* 課題 *
桃の品種を紹介する文章では、川中島白桃を実らせるにはどのような品種と一緒に植えなければならないとされているか。

======== 本文抜粋

内容は盛りだくさんで難しそうに感じるかもしれませんが、育てること自体はとても簡単で、強靭な植物の桃。サクラにも負けない美しい花を見るだけでも楽しめる果樹です。初めての収穫を迎えた後、もっとおいしい果実をたくさんとりたい!とスキルアップしたくなって、またこの記事に戻ってきたときのために、ちょっと詳しく書いておきますね。
桃の品種
まずは主要な桃の品種を紹介します。
大まかに二つの系統に分かれていて、花粉を有しており一本でも結実・収穫できるものと、授粉樹が別に必要なものがあります。家庭果樹の場合は、一本でも結実するものをおすすめします。
ひめこなつ
市販されていて皆さんがよく見る桃よりも一回りも二回りも小さい桃です。糖度もそれなりですが、極早生(ごくわせ)種で、春に花が咲いてから2カ月後の梅雨前には果実が収穫できるため、袋かけも不要で、とても簡単に桃を楽しめます。一本でも結実します。
日川白鳳(ひかわはくほう)
早生(わせ)種の桃で、梅雨時期の収穫になりますが、この辺までは袋かけなしでもなんとか桃が収穫できます。とはいえ天候によっては病害が出てしまいますので、袋かけをした方が安心でしょう。一本でも結実します。
あかつき
関東でよく出回る本格的な中生(なかて)品種の桃です。梅雨が完全に明けてからの収穫になりますので、糖度ものりやすく、比較的作りやすい優秀な品種です。本格的な桃栽培をしてみたいのであれば、この“あかつき”や“白鳳”がいわゆる王道だといえます。一本でも結実します。
川中島白桃(かわなかじまはくとう)
晩生(おくて)品種で、硬くガリガリとした食感のとてもおいしい白桃です。袋かけや農薬散布ができる人であれば白桃に挑戦してみるのもよいでしょう。糖度も高くなるためとても人気の桃です。花粉を持たないため、白鳳系統の花粉を持つ品種と一緒に植えなければ実りません。

================
======== 抽出データ

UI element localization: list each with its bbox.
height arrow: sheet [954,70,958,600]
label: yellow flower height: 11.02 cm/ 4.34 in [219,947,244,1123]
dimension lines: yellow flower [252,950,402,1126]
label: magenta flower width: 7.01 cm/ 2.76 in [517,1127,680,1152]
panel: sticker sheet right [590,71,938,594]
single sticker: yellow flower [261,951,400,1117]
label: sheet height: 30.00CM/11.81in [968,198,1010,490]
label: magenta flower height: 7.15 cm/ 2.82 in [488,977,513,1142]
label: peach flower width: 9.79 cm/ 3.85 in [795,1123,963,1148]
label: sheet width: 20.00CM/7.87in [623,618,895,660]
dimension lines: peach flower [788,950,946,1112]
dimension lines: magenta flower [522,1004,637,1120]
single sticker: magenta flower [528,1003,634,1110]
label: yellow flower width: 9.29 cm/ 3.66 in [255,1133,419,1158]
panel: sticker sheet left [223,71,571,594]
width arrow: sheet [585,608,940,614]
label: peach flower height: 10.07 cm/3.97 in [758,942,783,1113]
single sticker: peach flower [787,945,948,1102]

================

* 出力全文 *
白鳳系統の花粉を持つ品種と一緒に植えなければならない。